D&C 4 teaches us to serve with all our ability and effort, "that [we] may stand blameless before God at the last day." (D&C 4:2; see also Mosiah 2:15; 1 Thess. 2:9)
3. He labored diligently. "Wherefore we labored diligently among our people, that we might persuade them to come unto Christ, and partake of the goodness of God, that they might enter into his rest, lest by any means he should swear in his wrath they should not enter in, as in the provocation in the days of temptation while the children of Israel were in the wilderness. Wherefore, we would to God that we could persuade all men not to rebel against God, to provoke him to anger, but that all men would believe in Christ, and view his death, and suffer his cross and bear the shame of the world; wherefore, I, Jacob, take it upon me to fulfil the commandment of my brother Nephi. (Jacob 1:7,8)
Another part of Jacob's duties given to him by Nephi was to become custodian of the small plates and to continue the work begun by Nephi in engraving on them.
Nephi gave me, Jacob, a commandment concerning the small plates, upon which these things are engraven. And he gave me, Jacob, a commandment that I should write upon these plates a few of the things which I considered to be most precious; that I should not touch, save it were lightly, concerning the history of this people which are called the people of Nephi . . . And if there were preaching which was sacred, or revelation which was great, or prophesying, that I should engraven the heads of them upon these plates, and touch upon them as much as it were possible, for Christ's sake, and for the sake of our people (Jacob 1:1,2,4)
In D&C 24:3 the Lord said something to Joseph Smith about magnifying a calling:
Magnify thine office; and after thou hast sowed thy fields and secured them, go speedily unto the church which is in Colesville, Fayette, and Manchester, and they shall support thee; and I will bless them both spiritually and temporally . . .(emphasis added)
Joseph Smith lived on 13 acres in Harmony, Pennsylvania. The date of this revelation is July(!) of 1830. And Joseph still had not planted his crops. He had given his effort, his time, his strength, to his calling. But the Lord did not want Joseph to excel in farming. He was promised that the Colesville saints would support him. He had a work to do for the Kingdom.
And in temporal labors thou shalt not have strength, for this is not thy calling. Attend to thy calling and thou shalt have wherewith to magnify thine office, and to expound all scriptures, and continue in laying on of the hands and confirming the churches. (D&C 24:9)

# Problem a:
Rewrite the rows from the one containing "240, 880, 257]" down to the one containing "42, 430, 59]", changing "left-column" to "first-column" and leaving everything else unchanged.

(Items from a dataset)
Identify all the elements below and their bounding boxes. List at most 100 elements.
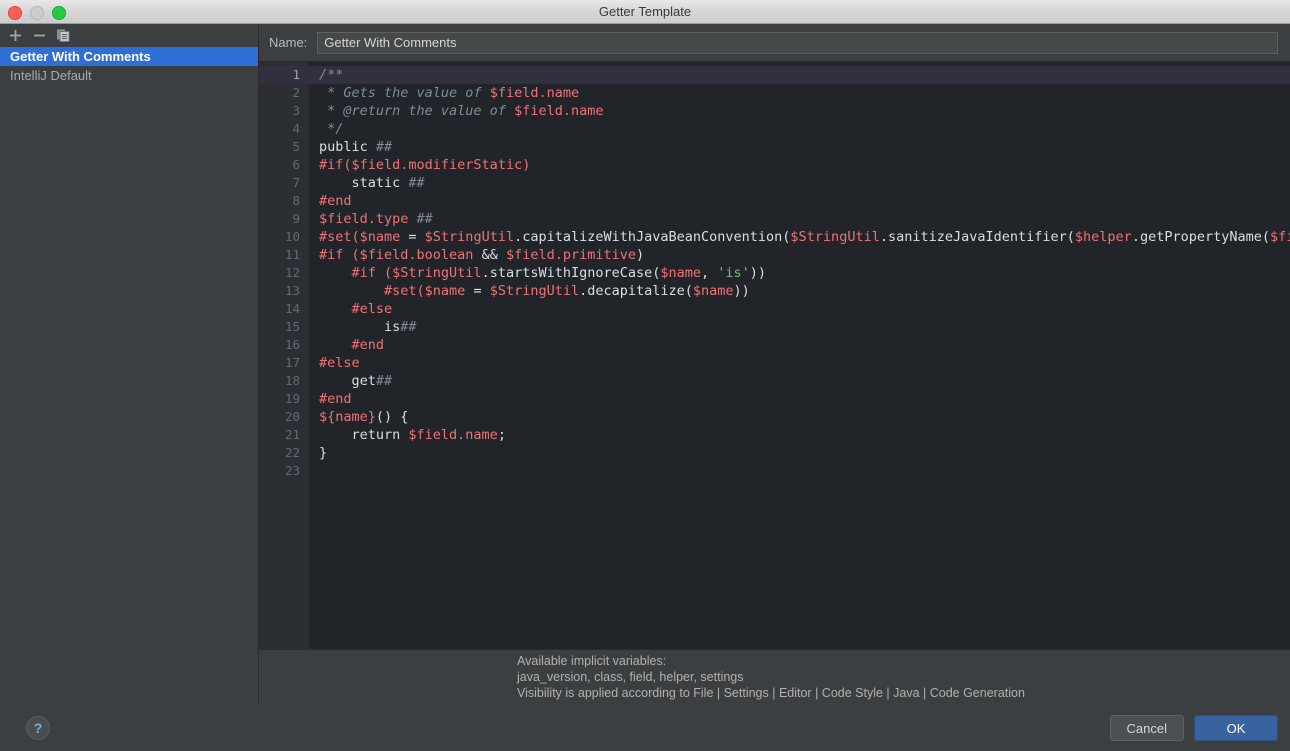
copy-icon — [56, 29, 69, 42]
code-token: static — [319, 175, 409, 191]
code-line[interactable]: */ — [309, 120, 1290, 138]
sidebar-toolbar — [0, 24, 258, 46]
help-line: java_version, class, field, helper, sett… — [517, 670, 744, 684]
line-number: 23 — [284, 463, 300, 478]
code-line[interactable]: #end — [309, 390, 1290, 408]
code-line[interactable]: * @return the value of $field.name — [309, 102, 1290, 120]
dialog-body: Getter With Comments IntelliJ Default Na… — [0, 24, 1290, 705]
code-line[interactable]: $field.type ## — [309, 210, 1290, 228]
code-line[interactable]: #set($name = $StringUtil.decapitalize($n… — [309, 282, 1290, 300]
code-token: return — [319, 427, 409, 443]
code-token: () { — [375, 409, 409, 425]
code-token: .startsWithIgnoreCase( — [481, 265, 661, 281]
line-number: 17 — [284, 355, 300, 370]
line-number: 6 — [292, 157, 300, 172]
code-token: #end — [319, 193, 352, 209]
code-token: $field.modifierStatic — [351, 157, 523, 173]
close-button[interactable] — [8, 6, 22, 20]
code-line[interactable]: ${name}() { — [309, 408, 1290, 426]
help-button[interactable]: ? — [26, 716, 50, 740]
code-token: ## — [416, 211, 433, 227]
template-list[interactable]: Getter With Comments IntelliJ Default — [0, 46, 258, 705]
code-token: , — [701, 265, 718, 281]
code-line[interactable]: #if ($StringUtil.startsWithIgnoreCase($n… — [309, 264, 1290, 282]
code-token: public — [319, 139, 376, 155]
code-token: #if( — [319, 157, 352, 173]
line-number: 9 — [292, 211, 300, 226]
code-token: #end — [351, 337, 385, 353]
name-row: Name: — [259, 24, 1290, 61]
code-line[interactable]: #if($field.modifierStatic) — [309, 156, 1290, 174]
line-number: 1 — [259, 66, 309, 84]
line-number: 8 — [292, 193, 300, 208]
window-titlebar: Getter Template — [0, 0, 1290, 24]
line-number: 21 — [284, 427, 300, 442]
code-line[interactable]: get## — [309, 372, 1290, 390]
help-line: Visibility is applied according to File … — [517, 686, 1025, 700]
code-token: $name — [359, 229, 401, 245]
code-token: $StringUtil — [489, 283, 580, 299]
code-token: #set( — [384, 283, 425, 299]
line-number: 13 — [284, 283, 300, 298]
code-token: .sanitizeJavaIdentifier( — [879, 229, 1075, 245]
cancel-button[interactable]: Cancel — [1109, 715, 1184, 741]
line-number: 11 — [284, 247, 300, 262]
code-token: $name — [692, 283, 734, 299]
code-line[interactable]: #else — [309, 300, 1290, 318]
code-token: /** — [319, 67, 344, 83]
code-token: 'is' — [717, 265, 750, 281]
code-token: $name — [424, 283, 466, 299]
code-line[interactable]: #if ($field.boolean && $field.primitive) — [309, 246, 1290, 264]
line-number: 14 — [284, 301, 300, 316]
plus-icon — [9, 29, 21, 41]
code-line[interactable]: return $field.name; — [309, 426, 1290, 444]
help-line: Available implicit variables: — [517, 654, 667, 668]
maximize-button[interactable] — [52, 6, 66, 20]
line-number: 18 — [284, 373, 300, 388]
code-line[interactable]: static ## — [309, 174, 1290, 192]
code-line[interactable]: #else — [309, 354, 1290, 372]
editor-code-area[interactable]: /** * Gets the value of $field.name * @r… — [309, 62, 1290, 649]
code-token: } — [319, 445, 328, 461]
code-line[interactable] — [309, 462, 1290, 480]
code-editor[interactable]: 1 2 3 4 5 6 7 8 9 10 11 12 13 14 15 16 17 18 19 20 21 22 23 /*… — [259, 61, 1290, 649]
code-line[interactable]: #end — [309, 192, 1290, 210]
code-token: = — [400, 229, 425, 245]
add-button[interactable] — [4, 25, 26, 45]
list-item[interactable]: IntelliJ Default — [0, 66, 258, 85]
code-token: $StringUtil — [790, 229, 880, 245]
editor-gutter: 1 2 3 4 5 6 7 8 9 10 11 12 13 14 15 16 17 18 19 20 21 22 23 — [259, 62, 309, 649]
implicit-variables-help: Available implicit variables: java_versi… — [259, 649, 1290, 705]
ok-button[interactable]: OK — [1194, 715, 1278, 741]
code-token: )) — [733, 283, 750, 299]
line-number: 5 — [292, 139, 300, 154]
code-line[interactable]: public ## — [309, 138, 1290, 156]
code-token: .getPropertyName( — [1131, 229, 1270, 245]
code-line[interactable]: #end — [309, 336, 1290, 354]
code-token: ) — [636, 247, 645, 263]
code-token: $StringUtil — [424, 229, 515, 245]
copy-button[interactable] — [52, 25, 74, 45]
code-line[interactable]: * Gets the value of $field.name — [309, 84, 1290, 102]
code-line[interactable]: is## — [309, 318, 1290, 336]
code-line[interactable]: /** — [309, 66, 1290, 84]
minimize-button[interactable] — [30, 6, 44, 20]
line-number: 12 — [284, 265, 300, 280]
remove-button[interactable] — [28, 25, 50, 45]
code-token: $StringUtil — [392, 265, 482, 281]
code-token: $field.name — [489, 85, 580, 101]
code-token: #if ( — [351, 265, 393, 281]
list-item[interactable]: Getter With Comments — [0, 47, 258, 66]
code-token: $helper — [1074, 229, 1132, 245]
window-controls — [8, 6, 66, 20]
line-number: 16 — [284, 337, 300, 352]
code-token: #set( — [319, 229, 360, 245]
code-token: )) — [749, 265, 767, 281]
code-line[interactable]: #set($name = $StringUtil.capitalizeWithJ… — [309, 228, 1290, 246]
code-token: $field.name — [514, 103, 604, 119]
name-input[interactable] — [317, 31, 1278, 54]
code-line[interactable]: } — [309, 444, 1290, 462]
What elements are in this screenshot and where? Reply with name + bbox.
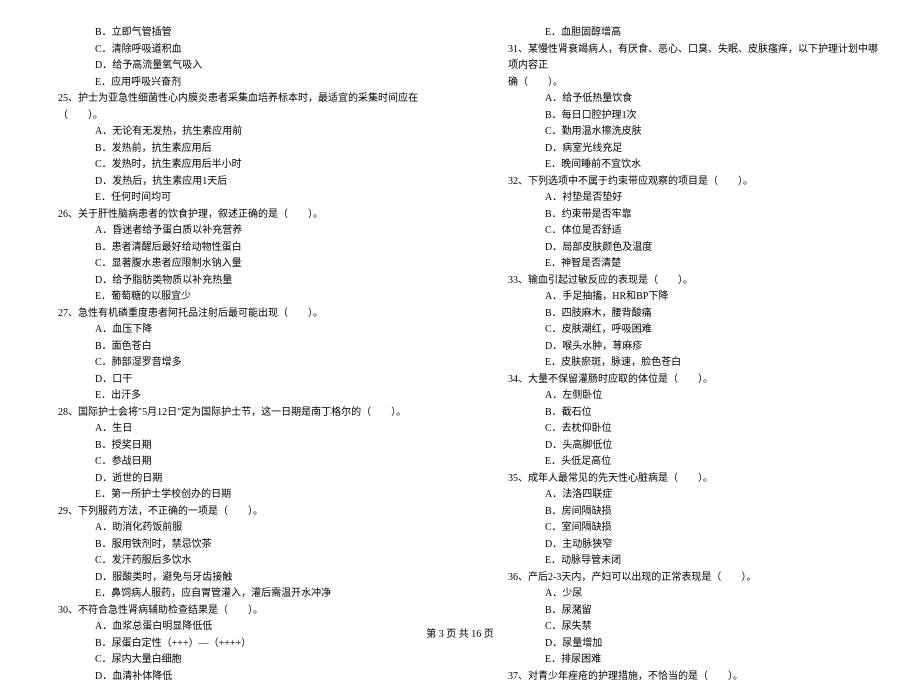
option: D．局部皮肤颜色及温度	[490, 240, 880, 257]
option: B．约束带是否牢靠	[490, 207, 880, 224]
option: C．勤用温水擦洗皮肤	[490, 124, 880, 141]
option: B．面色苍白	[40, 339, 430, 356]
option: E．皮肤瘀斑，脉速，脸色苍白	[490, 355, 880, 372]
option: C．室间隔缺损	[490, 520, 880, 537]
option: D．病室光线充足	[490, 141, 880, 158]
option: B．服用铁剂时，禁忌饮茶	[40, 537, 430, 554]
option: C．去枕仰卧位	[490, 421, 880, 438]
question-31: 31、某慢性肾衰竭病人，有厌食、恶心、口臭、失眠、皮肤瘙痒，以下护理计划中哪项内…	[490, 42, 880, 75]
option: E．动脉导管未闭	[490, 553, 880, 570]
question-32: 32、下列选项中不属于约束带应观察的项目是（ ）。	[490, 174, 880, 191]
option: D．头高脚低位	[490, 438, 880, 455]
option: B．房间隔缺损	[490, 504, 880, 521]
option: D．口干	[40, 372, 430, 389]
option: A．衬垫是否垫好	[490, 190, 880, 207]
option: C．皮肤潮红，呼吸困难	[490, 322, 880, 339]
option: B．尿潴留	[490, 603, 880, 620]
option: E．葡萄糖的以服宜少	[40, 289, 430, 306]
question-25: 25、护士为亚急性细菌性心内膜炎患者采集血培养标本时，最适宜的采集时间应在（ ）…	[40, 91, 430, 124]
option: E．第一所护士学校创办的日期	[40, 487, 430, 504]
left-column: B．立即气管插管 C．清除呼吸道积血 D．给予高流量氧气吸入 E．应用呼吸兴奋剂…	[40, 25, 430, 685]
option: C．肺部湿罗音增多	[40, 355, 430, 372]
option: A．昏迷者给予蛋白质以补充营养	[40, 223, 430, 240]
option: A．生日	[40, 421, 430, 438]
option: E．鼻饲病人服药，应自胃管灌入，灌后需温开水冲净	[40, 586, 430, 603]
question-36: 36、产后2-3天内，产妇可以出现的正常表现是（ ）。	[490, 570, 880, 587]
right-column: E．血胆固醇增高 31、某慢性肾衰竭病人，有厌食、恶心、口臭、失眠、皮肤瘙痒，以…	[490, 25, 880, 685]
option: C．尿内大量白细胞	[40, 652, 430, 669]
option: D．逝世的日期	[40, 471, 430, 488]
question-27: 27、急性有机磷重度患者阿托品注射后最可能出现（ ）。	[40, 306, 430, 323]
option: E．任何时间均可	[40, 190, 430, 207]
option: C．显著腹水患者应限制水钠入量	[40, 256, 430, 273]
pre-option: D．给予高流量氧气吸入	[40, 58, 430, 75]
option: A．左侧卧位	[490, 388, 880, 405]
question-35: 35、成年人最常见的先天性心脏病是（ ）。	[490, 471, 880, 488]
pre-option: E．应用呼吸兴奋剂	[40, 75, 430, 92]
option: E．出汗多	[40, 388, 430, 405]
option: A．法洛四联症	[490, 487, 880, 504]
pre-option: C．清除呼吸道积血	[40, 42, 430, 59]
question-31-cont: 确（ ）。	[490, 75, 880, 92]
option: B．授奖日期	[40, 438, 430, 455]
option: B．每日口腔护理1次	[490, 108, 880, 125]
option: C．发热时，抗生素应用后半小时	[40, 157, 430, 174]
option: D．喉头水肿，荨麻疹	[490, 339, 880, 356]
option: C．发汗药服后多饮水	[40, 553, 430, 570]
option: A．无论有无发热，抗生素应用前	[40, 124, 430, 141]
option: A．助消化药饭前服	[40, 520, 430, 537]
option: A．血压下降	[40, 322, 430, 339]
option: E．晚间睡前不宜饮水	[490, 157, 880, 174]
question-34: 34、大量不保留灌肠时应取的体位是（ ）。	[490, 372, 880, 389]
page-container: B．立即气管插管 C．清除呼吸道积血 D．给予高流量氧气吸入 E．应用呼吸兴奋剂…	[0, 0, 920, 695]
option: A．手足抽搐，HR和BP下降	[490, 289, 880, 306]
option: B．发热前，抗生素应用后	[40, 141, 430, 158]
option: A．给予低热量饮食	[490, 91, 880, 108]
option: D．发热后，抗生素应用1天后	[40, 174, 430, 191]
option: C．体位是否舒适	[490, 223, 880, 240]
question-29: 29、下列服药方法，不正确的一项是（ ）。	[40, 504, 430, 521]
question-26: 26、关于肝性脑病患者的饮食护理，叙述正确的是（ ）。	[40, 207, 430, 224]
question-33: 33、输血引起过敏反应的表现是（ ）。	[490, 273, 880, 290]
option: D．主动脉狭窄	[490, 537, 880, 554]
option: B．四肢麻木，腰背酸痛	[490, 306, 880, 323]
pre-option: B．立即气管插管	[40, 25, 430, 42]
option: B．截石位	[490, 405, 880, 422]
option: E．神智是否清楚	[490, 256, 880, 273]
question-28: 28、国际护士会将"5月12日"定为国际护士节，这一日期是南丁格尔的（ ）。	[40, 405, 430, 422]
question-30: 30、不符合急性肾病辅助检查结果是（ ）。	[40, 603, 430, 620]
option: A．少尿	[490, 586, 880, 603]
option: C．参战日期	[40, 454, 430, 471]
question-37: 37、对青少年痤疮的护理措施，不恰当的是（ ）。	[490, 669, 880, 686]
pre-option: E．血胆固醇增高	[490, 25, 880, 42]
option: B．患者清醒后最好给动物性蛋白	[40, 240, 430, 257]
option: E．排尿困难	[490, 652, 880, 669]
option: E．头低足高位	[490, 454, 880, 471]
page-footer: 第 3 页 共 16 页	[0, 625, 920, 640]
option: D．给予脂肪类物质以补充热量	[40, 273, 430, 290]
option: D．血清补体降低	[40, 669, 430, 686]
option: D．服酸类时，避免与牙齿接触	[40, 570, 430, 587]
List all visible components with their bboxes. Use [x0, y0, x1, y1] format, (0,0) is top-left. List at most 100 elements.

# Problem b:
Translate this sentence from the passage on magnifying a calling into Spanish: "Joseph Smith lived on 13 acres in Harmony, Pennsylvania."

# Full solution a:
option: D．局部皮肤颜色及温度	[490, 240, 880, 257]
option: B．约束带是否牢靠	[490, 207, 880, 224]
option: C．勤用温水擦洗皮肤	[490, 124, 880, 141]
option: B．面色苍白	[40, 339, 430, 356]
option: E．皮肤瘀斑，脉速，脸色苍白	[490, 355, 880, 372]
option: C．室间隔缺损	[490, 520, 880, 537]
option: D．病室光线充足	[490, 141, 880, 158]
option: B．服用铁剂时，禁忌饮茶	[40, 537, 430, 554]
option: C．去枕仰卧位	[490, 421, 880, 438]
question-31: 31、某慢性肾衰竭病人，有厌食、恶心、口臭、失眠、皮肤瘙痒，以下护理计划中哪项内…	[490, 42, 880, 75]
option: E．动脉导管未闭	[490, 553, 880, 570]
question-32: 32、下列选项中不属于约束带应观察的项目是（ ）。	[490, 174, 880, 191]
option: D．头高脚低位	[490, 438, 880, 455]
option: B．房间隔缺损	[490, 504, 880, 521]
option: D．口干	[40, 372, 430, 389]
option: A．衬垫是否垫好	[490, 190, 880, 207]
option: C．皮肤潮红，呼吸困难	[490, 322, 880, 339]
option: B．尿潴留	[490, 603, 880, 620]
option: E．葡萄糖的以服宜少	[40, 289, 430, 306]
question-25: 25、护士为亚急性细菌性心内膜炎患者采集血培养标本时，最适宜的采集时间应在（ ）…	[40, 91, 430, 124]
option: E．第一所护士学校创办的日期	[40, 487, 430, 504]
first-column: B．立即气管插管 C．清除呼吸道积血 D．给予高流量氧气吸入 E．应用呼吸兴奋剂…	[40, 25, 430, 685]
option: C．肺部湿罗音增多	[40, 355, 430, 372]
option: A．昏迷者给予蛋白质以补充营养	[40, 223, 430, 240]
option: A．生日	[40, 421, 430, 438]
option: E．鼻饲病人服药，应自胃管灌入，灌后需温开水冲净	[40, 586, 430, 603]
question-36: 36、产后2-3天内，产妇可以出现的正常表现是（ ）。	[490, 570, 880, 587]
right-column: E．血胆固醇增高 31、某慢性肾衰竭病人，有厌食、恶心、口臭、失眠、皮肤瘙痒，以…	[490, 25, 880, 685]
option: C．尿内大量白细胞	[40, 652, 430, 669]
option: D．逝世的日期	[40, 471, 430, 488]
question-27: 27、急性有机磷重度患者阿托品注射后最可能出现（ ）。	[40, 306, 430, 323]
option: E．任何时间均可	[40, 190, 430, 207]
option: C．显著腹水患者应限制水钠入量	[40, 256, 430, 273]
pre-option: D．给予高流量氧气吸入	[40, 58, 430, 75]
option: A．左侧卧位	[490, 388, 880, 405]
question-35: 35、成年人最常见的先天性心脏病是（ ）。	[490, 471, 880, 488]
pre-option: E．应用呼吸兴奋剂	[40, 75, 430, 92]
option: E．出汗多	[40, 388, 430, 405]
option: A．法洛四联症	[490, 487, 880, 504]
pre-option: C．清除呼吸道积血	[40, 42, 430, 59]

# Full solution b:
Joseph Smith vivía en 13 acres en Harmony, Pensilvania.